WHAT TO WORK ON: Transcribe the listing in full, excluding any pictures.

[begin DATASET]

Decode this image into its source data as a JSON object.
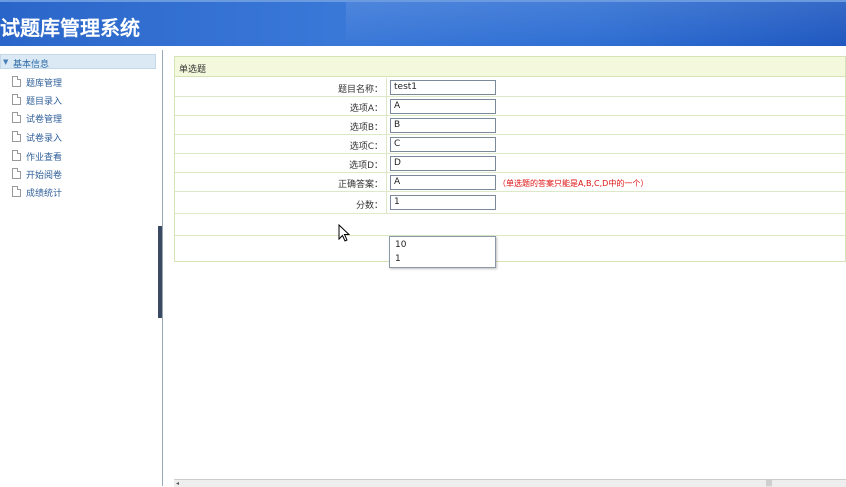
{
  "header": {
    "title": "试题库管理系统"
  },
  "sidebar": {
    "section_label": "基本信息",
    "items": [
      {
        "label": "题库管理"
      },
      {
        "label": "题目录入"
      },
      {
        "label": "试卷管理"
      },
      {
        "label": "试卷录入"
      },
      {
        "label": "作业查看"
      },
      {
        "label": "开始阅卷"
      },
      {
        "label": "成绩统计"
      }
    ]
  },
  "form": {
    "panel_title": "单选题",
    "fields": [
      {
        "label": "题目名称：",
        "value": "test1"
      },
      {
        "label": "选项A：",
        "value": "A"
      },
      {
        "label": "选项B：",
        "value": "B"
      },
      {
        "label": "选项C：",
        "value": "C"
      },
      {
        "label": "选项D：",
        "value": "D"
      },
      {
        "label": "正确答案：",
        "value": "A",
        "hint": "（单选题的答案只能是A,B,C,D中的一个）"
      },
      {
        "label": "分数：",
        "value": "1"
      }
    ],
    "autocomplete": [
      "10",
      "1"
    ]
  },
  "colors": {
    "header_blue": "#2f6fd3",
    "hint_red": "#dd1111",
    "panel_head": "#f4f8dc"
  }
}
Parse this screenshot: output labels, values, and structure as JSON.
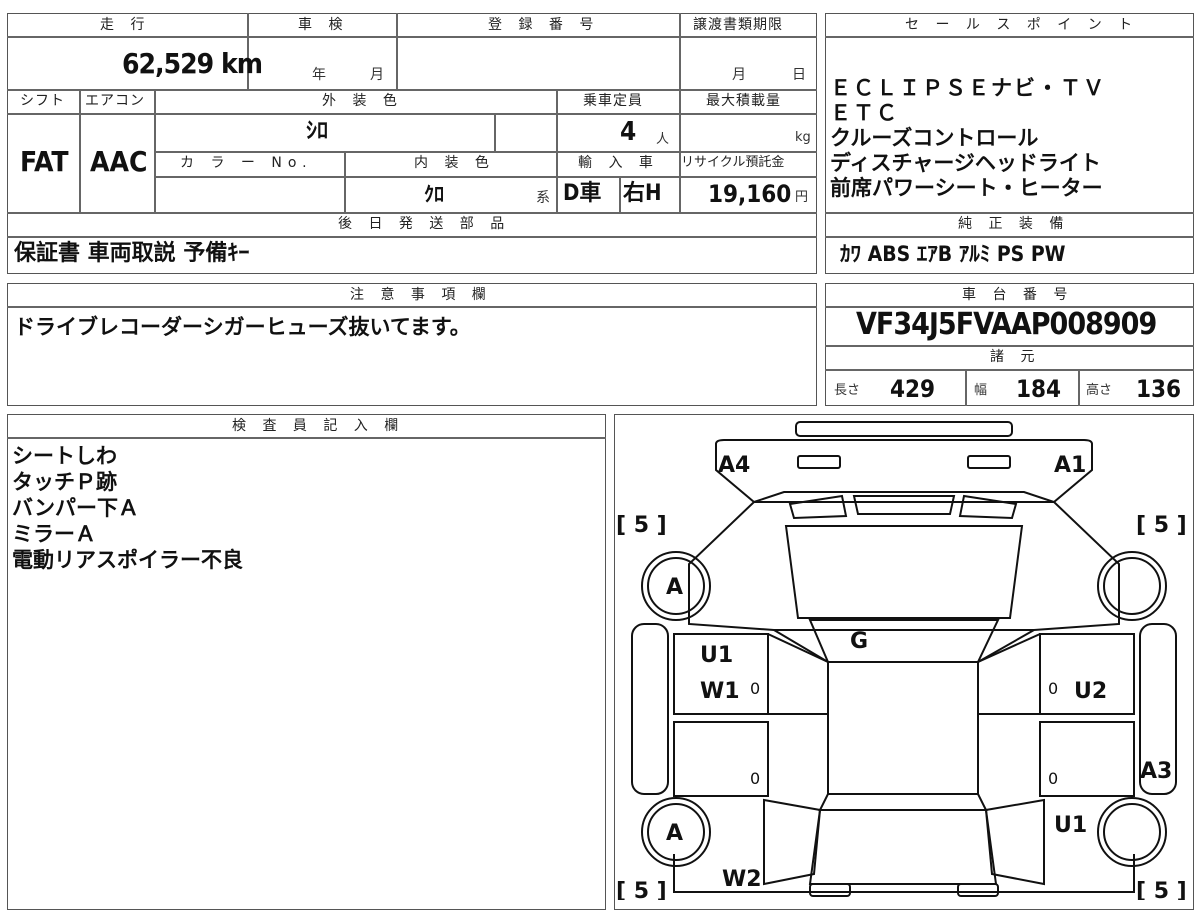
{
  "top_row": {
    "mileage_label": "走 行",
    "shaken_label": "車 検",
    "reg_label": "登 録 番 号",
    "transfer_label": "譲渡書類期限",
    "mileage_value": "62,529 km",
    "shaken_year": "年",
    "shaken_month": "月",
    "transfer_month": "月",
    "transfer_day": "日"
  },
  "mid_row": {
    "shift_label": "シフト",
    "ac_label": "エアコン",
    "ext_color_label": "外 装 色",
    "capacity_label": "乗車定員",
    "max_load_label": "最大積載量",
    "ext_color_value": "ｼﾛ",
    "capacity_value": "4",
    "capacity_unit": "人",
    "max_load_unit": "kg",
    "shift_value": "FAT",
    "ac_value": "AAC",
    "color_no_label": "カ ラ ー No.",
    "int_color_label": "内 装 色",
    "import_label": "輸 入 車",
    "recycle_label": "リサイクル預託金",
    "int_color_value": "ｸﾛ",
    "int_color_suffix": "系",
    "import_drive": "D車",
    "import_handle": "右H",
    "recycle_value": "19,160",
    "recycle_unit": "円"
  },
  "shipping": {
    "label": "後 日 発 送 部 品",
    "value": "保証書 車両取説 予備ｷｰ"
  },
  "notes": {
    "label": "注 意 事 項 欄",
    "value": "ドライブレコーダーシガーヒューズ抜いてます。"
  },
  "sales_points": {
    "label": "セ ー ル ス ポ イ ン ト",
    "items": [
      "ＥＣＬＩＰＳＥナビ・ＴＶ",
      "ＥＴＣ",
      "クルーズコントロール",
      "ディスチャージヘッドライト",
      "前席パワーシート・ヒーター"
    ]
  },
  "equipment": {
    "label": "純 正 装 備",
    "value": "ｶﾜ ABS ｴｱB ｱﾙﾐ PS PW"
  },
  "chassis": {
    "label": "車 台 番 号",
    "value": "VF34J5FVAAP008909",
    "spec_label": "諸 元",
    "length_label": "長さ",
    "length_value": "429",
    "width_label": "幅",
    "width_value": "184",
    "height_label": "高さ",
    "height_value": "136"
  },
  "inspector": {
    "label": "検 査 員 記 入 欄",
    "lines": [
      "シートしわ",
      "タッチＰ跡",
      "バンパー下Ａ",
      "ミラーＡ",
      "電動リアスポイラー不良"
    ]
  },
  "diagram": {
    "marks": {
      "a4": "A4",
      "a1": "A1",
      "five_tl": "[ 5 ]",
      "five_tr": "[ 5 ]",
      "a_top": "A",
      "g": "G",
      "u1_left": "U1",
      "w1": "W1",
      "zero_1": "0",
      "zero_2": "0",
      "u2": "U2",
      "zero_3": "0",
      "zero_4": "0",
      "a3": "A3",
      "a_bottom": "A",
      "u1_right": "U1",
      "w2": "W2",
      "five_bl": "[ 5 ]",
      "five_br": "[ 5 ]"
    }
  }
}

[end DATASET]

COMPLETE RESPONSE:
Decode this image into its source data as a JSON object.
{
  "header": {
    "title": "试题库管理系统"
  },
  "sidebar": {
    "section_label": "基本信息",
    "items": [
      {
        "label": "题库管理"
      },
      {
        "label": "题目录入"
      },
      {
        "label": "试卷管理"
      },
      {
        "label": "试卷录入"
      },
      {
        "label": "作业查看"
      },
      {
        "label": "开始阅卷"
      },
      {
        "label": "成绩统计"
      }
    ]
  },
  "form": {
    "panel_title": "单选题",
    "fields": [
      {
        "label": "题目名称：",
        "value": "test1"
      },
      {
        "label": "选项A：",
        "value": "A"
      },
      {
        "label": "选项B：",
        "value": "B"
      },
      {
        "label": "选项C：",
        "value": "C"
      },
      {
        "label": "选项D：",
        "value": "D"
      },
      {
        "label": "正确答案：",
        "value": "A",
        "hint": "（单选题的答案只能是A,B,C,D中的一个）"
      },
      {
        "label": "分数：",
        "value": "1"
      }
    ],
    "autocomplete": [
      "10",
      "1"
    ]
  },
  "colors": {
    "header_blue": "#2f6fd3",
    "hint_red": "#dd1111",
    "panel_head": "#f4f8dc"
  }
}
Parse this screenshot: output labels, values, and structure as JSON.
{
  "top_row": {
    "mileage_label": "走 行",
    "shaken_label": "車 検",
    "reg_label": "登 録 番 号",
    "transfer_label": "譲渡書類期限",
    "mileage_value": "62,529 km",
    "shaken_year": "年",
    "shaken_month": "月",
    "transfer_month": "月",
    "transfer_day": "日"
  },
  "mid_row": {
    "shift_label": "シフト",
    "ac_label": "エアコン",
    "ext_color_label": "外 装 色",
    "capacity_label": "乗車定員",
    "max_load_label": "最大積載量",
    "ext_color_value": "ｼﾛ",
    "capacity_value": "4",
    "capacity_unit": "人",
    "max_load_unit": "kg",
    "shift_value": "FAT",
    "ac_value": "AAC",
    "color_no_label": "カ ラ ー No.",
    "int_color_label": "内 装 色",
    "import_label": "輸 入 車",
    "recycle_label": "リサイクル預託金",
    "int_color_value": "ｸﾛ",
    "int_color_suffix": "系",
    "import_drive": "D車",
    "import_handle": "右H",
    "recycle_value": "19,160",
    "recycle_unit": "円"
  },
  "shipping": {
    "label": "後 日 発 送 部 品",
    "value": "保証書 車両取説 予備ｷｰ"
  },
  "notes": {
    "label": "注 意 事 項 欄",
    "value": "ドライブレコーダーシガーヒューズ抜いてます。"
  },
  "sales_points": {
    "label": "セ ー ル ス ポ イ ン ト",
    "items": [
      "ＥＣＬＩＰＳＥナビ・ＴＶ",
      "ＥＴＣ",
      "クルーズコントロール",
      "ディスチャージヘッドライト",
      "前席パワーシート・ヒーター"
    ]
  },
  "equipment": {
    "label": "純 正 装 備",
    "value": "ｶﾜ ABS ｴｱB ｱﾙﾐ PS PW"
  },
  "chassis": {
    "label": "車 台 番 号",
    "value": "VF34J5FVAAP008909",
    "spec_label": "諸 元",
    "length_label": "長さ",
    "length_value": "429",
    "width_label": "幅",
    "width_value": "184",
    "height_label": "高さ",
    "height_value": "136"
  },
  "inspector": {
    "label": "検 査 員 記 入 欄",
    "lines": [
      "シートしわ",
      "タッチＰ跡",
      "バンパー下Ａ",
      "ミラーＡ",
      "電動リアスポイラー不良"
    ]
  },
  "diagram": {
    "marks": {
      "a4": "A4",
      "a1": "A1",
      "five_tl": "[ 5 ]",
      "five_tr": "[ 5 ]",
      "a_top": "A",
      "g": "G",
      "u1_left": "U1",
      "w1": "W1",
      "zero_1": "0",
      "zero_2": "0",
      "u2": "U2",
      "zero_3": "0",
      "zero_4": "0",
      "a3": "A3",
      "a_bottom": "A",
      "u1_right": "U1",
      "w2": "W2",
      "five_bl": "[ 5 ]",
      "five_br": "[ 5 ]"
    }
  }
}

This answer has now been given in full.